------ EXTRACTED ENTRIES

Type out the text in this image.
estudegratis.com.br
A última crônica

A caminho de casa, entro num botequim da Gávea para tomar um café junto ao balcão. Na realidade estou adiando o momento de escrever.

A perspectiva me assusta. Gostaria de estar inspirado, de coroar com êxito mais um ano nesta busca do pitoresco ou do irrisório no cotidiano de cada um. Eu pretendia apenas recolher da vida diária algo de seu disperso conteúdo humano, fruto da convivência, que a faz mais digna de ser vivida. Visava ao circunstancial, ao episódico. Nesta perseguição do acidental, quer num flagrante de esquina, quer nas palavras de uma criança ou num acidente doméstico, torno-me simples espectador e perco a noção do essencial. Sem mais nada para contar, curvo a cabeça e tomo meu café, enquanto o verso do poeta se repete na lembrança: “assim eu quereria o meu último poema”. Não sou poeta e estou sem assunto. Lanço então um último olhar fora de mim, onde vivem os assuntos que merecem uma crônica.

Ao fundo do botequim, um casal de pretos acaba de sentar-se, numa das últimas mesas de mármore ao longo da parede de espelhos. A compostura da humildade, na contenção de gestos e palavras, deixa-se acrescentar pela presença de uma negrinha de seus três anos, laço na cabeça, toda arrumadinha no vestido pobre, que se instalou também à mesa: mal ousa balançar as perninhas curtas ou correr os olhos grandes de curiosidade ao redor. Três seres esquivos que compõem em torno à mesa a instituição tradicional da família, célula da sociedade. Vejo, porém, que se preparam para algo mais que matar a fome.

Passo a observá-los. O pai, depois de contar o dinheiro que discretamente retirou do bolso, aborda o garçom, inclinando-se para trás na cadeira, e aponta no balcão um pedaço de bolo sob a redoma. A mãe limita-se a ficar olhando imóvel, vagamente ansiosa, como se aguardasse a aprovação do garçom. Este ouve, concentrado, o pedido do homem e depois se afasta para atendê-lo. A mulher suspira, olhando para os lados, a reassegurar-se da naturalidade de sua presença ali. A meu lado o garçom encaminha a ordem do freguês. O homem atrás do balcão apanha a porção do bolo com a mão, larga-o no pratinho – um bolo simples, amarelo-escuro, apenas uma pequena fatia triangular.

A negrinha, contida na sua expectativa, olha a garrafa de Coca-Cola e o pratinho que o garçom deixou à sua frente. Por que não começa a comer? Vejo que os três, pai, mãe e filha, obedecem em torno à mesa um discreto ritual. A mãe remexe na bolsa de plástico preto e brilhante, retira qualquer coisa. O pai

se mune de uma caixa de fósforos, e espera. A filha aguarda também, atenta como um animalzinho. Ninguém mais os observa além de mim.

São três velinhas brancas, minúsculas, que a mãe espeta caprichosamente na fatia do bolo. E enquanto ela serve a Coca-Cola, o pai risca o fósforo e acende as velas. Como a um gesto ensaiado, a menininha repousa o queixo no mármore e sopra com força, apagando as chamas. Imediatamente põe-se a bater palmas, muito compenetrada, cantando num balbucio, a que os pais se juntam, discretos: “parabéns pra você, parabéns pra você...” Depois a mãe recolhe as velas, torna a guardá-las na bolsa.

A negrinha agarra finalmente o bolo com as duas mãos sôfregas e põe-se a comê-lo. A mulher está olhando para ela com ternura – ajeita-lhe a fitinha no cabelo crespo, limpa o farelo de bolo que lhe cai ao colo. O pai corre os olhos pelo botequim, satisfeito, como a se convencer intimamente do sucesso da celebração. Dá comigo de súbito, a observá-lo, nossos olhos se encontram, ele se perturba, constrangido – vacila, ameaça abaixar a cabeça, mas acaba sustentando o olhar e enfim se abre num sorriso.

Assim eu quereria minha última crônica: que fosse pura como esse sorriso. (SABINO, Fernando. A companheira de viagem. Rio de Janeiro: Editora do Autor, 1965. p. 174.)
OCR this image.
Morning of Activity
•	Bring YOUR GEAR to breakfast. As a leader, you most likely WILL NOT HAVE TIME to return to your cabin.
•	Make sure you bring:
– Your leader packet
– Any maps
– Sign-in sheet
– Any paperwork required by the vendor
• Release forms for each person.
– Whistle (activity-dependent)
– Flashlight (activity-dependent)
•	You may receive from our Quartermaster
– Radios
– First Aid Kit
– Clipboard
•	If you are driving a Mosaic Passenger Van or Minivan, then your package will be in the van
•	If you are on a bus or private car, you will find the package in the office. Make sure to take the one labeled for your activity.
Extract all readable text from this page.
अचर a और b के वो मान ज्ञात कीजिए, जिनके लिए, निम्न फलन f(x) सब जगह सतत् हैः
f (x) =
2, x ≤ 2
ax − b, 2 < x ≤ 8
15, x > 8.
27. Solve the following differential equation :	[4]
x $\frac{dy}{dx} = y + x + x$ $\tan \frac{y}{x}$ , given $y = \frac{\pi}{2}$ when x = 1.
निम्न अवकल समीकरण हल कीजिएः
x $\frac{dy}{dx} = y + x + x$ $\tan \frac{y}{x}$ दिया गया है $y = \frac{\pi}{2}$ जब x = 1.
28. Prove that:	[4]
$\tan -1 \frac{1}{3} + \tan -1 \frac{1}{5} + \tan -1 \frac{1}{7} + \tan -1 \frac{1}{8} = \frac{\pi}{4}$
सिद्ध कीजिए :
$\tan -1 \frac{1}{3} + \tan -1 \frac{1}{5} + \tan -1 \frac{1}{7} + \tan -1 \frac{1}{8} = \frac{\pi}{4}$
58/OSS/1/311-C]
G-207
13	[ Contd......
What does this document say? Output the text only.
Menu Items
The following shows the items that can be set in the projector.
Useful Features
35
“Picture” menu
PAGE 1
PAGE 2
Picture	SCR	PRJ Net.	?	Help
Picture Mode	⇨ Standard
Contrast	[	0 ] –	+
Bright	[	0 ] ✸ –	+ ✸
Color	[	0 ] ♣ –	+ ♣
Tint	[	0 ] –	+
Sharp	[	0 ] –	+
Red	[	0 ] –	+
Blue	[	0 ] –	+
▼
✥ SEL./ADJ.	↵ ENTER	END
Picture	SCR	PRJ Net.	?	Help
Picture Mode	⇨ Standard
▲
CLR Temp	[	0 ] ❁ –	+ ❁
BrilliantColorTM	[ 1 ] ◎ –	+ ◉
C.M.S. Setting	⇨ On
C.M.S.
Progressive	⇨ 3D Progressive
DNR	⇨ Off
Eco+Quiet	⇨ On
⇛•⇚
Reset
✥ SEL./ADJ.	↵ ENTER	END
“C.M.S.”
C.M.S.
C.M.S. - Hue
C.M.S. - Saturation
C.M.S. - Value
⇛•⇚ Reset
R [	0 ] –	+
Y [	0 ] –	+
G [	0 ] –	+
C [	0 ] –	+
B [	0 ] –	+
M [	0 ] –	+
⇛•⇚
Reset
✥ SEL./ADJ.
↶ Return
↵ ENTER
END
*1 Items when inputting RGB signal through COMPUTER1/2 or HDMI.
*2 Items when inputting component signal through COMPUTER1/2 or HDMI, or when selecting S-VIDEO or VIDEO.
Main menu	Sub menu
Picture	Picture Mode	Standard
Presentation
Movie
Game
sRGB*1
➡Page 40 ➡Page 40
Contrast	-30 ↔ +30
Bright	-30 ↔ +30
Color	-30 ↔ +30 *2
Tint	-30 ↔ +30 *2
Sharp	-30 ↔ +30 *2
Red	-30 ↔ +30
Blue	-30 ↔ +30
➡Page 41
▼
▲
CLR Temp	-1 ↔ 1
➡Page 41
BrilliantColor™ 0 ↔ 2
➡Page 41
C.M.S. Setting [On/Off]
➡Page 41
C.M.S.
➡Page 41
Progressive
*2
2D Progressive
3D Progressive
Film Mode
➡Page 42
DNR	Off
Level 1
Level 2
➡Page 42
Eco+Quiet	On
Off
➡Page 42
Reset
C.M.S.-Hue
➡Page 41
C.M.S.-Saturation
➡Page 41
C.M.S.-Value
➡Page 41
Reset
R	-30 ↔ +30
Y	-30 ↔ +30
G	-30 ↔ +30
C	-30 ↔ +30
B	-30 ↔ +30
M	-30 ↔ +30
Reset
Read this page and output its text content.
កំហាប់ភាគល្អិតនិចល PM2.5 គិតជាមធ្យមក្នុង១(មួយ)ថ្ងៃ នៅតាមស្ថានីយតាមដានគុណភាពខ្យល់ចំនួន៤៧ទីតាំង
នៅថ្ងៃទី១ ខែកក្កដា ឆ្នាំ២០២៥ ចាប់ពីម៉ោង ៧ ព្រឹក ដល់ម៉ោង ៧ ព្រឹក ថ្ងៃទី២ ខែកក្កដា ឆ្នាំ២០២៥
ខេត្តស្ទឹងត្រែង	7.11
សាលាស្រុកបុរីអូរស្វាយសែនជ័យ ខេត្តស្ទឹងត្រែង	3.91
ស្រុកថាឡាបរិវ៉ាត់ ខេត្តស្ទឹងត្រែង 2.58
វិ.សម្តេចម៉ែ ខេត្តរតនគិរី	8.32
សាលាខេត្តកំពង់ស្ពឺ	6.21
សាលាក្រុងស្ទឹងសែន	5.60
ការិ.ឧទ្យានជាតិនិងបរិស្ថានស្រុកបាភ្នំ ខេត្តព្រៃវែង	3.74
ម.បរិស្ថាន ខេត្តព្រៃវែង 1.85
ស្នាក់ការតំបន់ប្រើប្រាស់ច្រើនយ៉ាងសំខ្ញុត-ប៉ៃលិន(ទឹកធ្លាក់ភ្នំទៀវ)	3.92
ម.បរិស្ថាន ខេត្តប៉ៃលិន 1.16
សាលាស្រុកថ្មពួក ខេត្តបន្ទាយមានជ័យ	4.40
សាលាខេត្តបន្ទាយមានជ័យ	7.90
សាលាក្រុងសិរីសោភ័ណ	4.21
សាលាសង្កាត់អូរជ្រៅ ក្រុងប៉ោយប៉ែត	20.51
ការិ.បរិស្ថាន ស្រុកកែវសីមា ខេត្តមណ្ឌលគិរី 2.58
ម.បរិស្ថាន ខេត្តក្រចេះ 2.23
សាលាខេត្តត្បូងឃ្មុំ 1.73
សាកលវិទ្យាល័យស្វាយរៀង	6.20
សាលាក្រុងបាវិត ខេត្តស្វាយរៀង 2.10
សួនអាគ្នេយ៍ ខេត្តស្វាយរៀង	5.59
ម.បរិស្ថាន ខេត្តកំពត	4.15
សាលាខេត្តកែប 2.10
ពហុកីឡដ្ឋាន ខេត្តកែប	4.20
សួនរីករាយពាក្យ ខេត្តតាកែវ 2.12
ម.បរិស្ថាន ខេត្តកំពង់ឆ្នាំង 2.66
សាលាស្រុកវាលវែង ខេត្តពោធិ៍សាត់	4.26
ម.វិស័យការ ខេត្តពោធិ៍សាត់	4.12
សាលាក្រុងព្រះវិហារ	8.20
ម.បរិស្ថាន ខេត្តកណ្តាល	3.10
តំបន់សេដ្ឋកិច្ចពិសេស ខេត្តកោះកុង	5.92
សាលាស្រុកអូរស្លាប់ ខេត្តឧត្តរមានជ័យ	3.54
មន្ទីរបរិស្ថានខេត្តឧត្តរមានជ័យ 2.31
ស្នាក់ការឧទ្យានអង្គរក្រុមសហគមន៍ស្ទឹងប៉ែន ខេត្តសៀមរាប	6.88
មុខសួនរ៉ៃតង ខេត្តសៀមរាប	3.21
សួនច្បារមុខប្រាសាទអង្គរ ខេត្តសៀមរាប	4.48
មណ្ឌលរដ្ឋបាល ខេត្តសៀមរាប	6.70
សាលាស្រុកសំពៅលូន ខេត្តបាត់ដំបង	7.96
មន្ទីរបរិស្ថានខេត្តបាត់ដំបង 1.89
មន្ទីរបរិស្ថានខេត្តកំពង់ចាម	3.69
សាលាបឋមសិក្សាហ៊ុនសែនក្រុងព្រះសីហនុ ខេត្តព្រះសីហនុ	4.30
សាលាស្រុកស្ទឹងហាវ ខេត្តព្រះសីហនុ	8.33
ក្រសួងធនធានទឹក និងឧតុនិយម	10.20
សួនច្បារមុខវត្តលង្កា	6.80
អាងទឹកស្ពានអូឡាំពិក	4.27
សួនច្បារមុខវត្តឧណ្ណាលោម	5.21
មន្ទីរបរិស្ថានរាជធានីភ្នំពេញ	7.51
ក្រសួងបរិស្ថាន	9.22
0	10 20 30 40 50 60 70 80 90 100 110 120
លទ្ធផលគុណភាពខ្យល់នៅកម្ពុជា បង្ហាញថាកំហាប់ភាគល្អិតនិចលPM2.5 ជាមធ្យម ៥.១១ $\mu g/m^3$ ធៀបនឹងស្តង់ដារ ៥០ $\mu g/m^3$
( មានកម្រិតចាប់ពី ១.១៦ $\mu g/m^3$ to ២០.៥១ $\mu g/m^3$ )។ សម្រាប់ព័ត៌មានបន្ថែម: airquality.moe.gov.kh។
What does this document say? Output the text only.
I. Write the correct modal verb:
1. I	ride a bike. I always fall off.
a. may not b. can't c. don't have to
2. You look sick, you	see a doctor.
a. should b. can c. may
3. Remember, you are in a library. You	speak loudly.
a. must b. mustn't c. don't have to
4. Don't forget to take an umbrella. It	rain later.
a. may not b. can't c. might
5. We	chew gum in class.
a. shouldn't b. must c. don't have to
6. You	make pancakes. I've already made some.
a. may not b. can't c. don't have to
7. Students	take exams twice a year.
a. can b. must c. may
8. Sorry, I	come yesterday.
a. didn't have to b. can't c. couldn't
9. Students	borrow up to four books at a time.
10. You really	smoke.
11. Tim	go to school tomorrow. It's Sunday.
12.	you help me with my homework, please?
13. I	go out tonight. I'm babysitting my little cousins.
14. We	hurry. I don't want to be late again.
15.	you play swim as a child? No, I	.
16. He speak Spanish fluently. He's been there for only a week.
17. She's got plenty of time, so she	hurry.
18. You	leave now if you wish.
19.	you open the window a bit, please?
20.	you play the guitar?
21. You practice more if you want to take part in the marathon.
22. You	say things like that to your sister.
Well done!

------------

*YOUR GOAL*.
Of all the lines above, how many contain "take"? Give the number and nothing more.

*RESPONSE TO THE TASK*.
4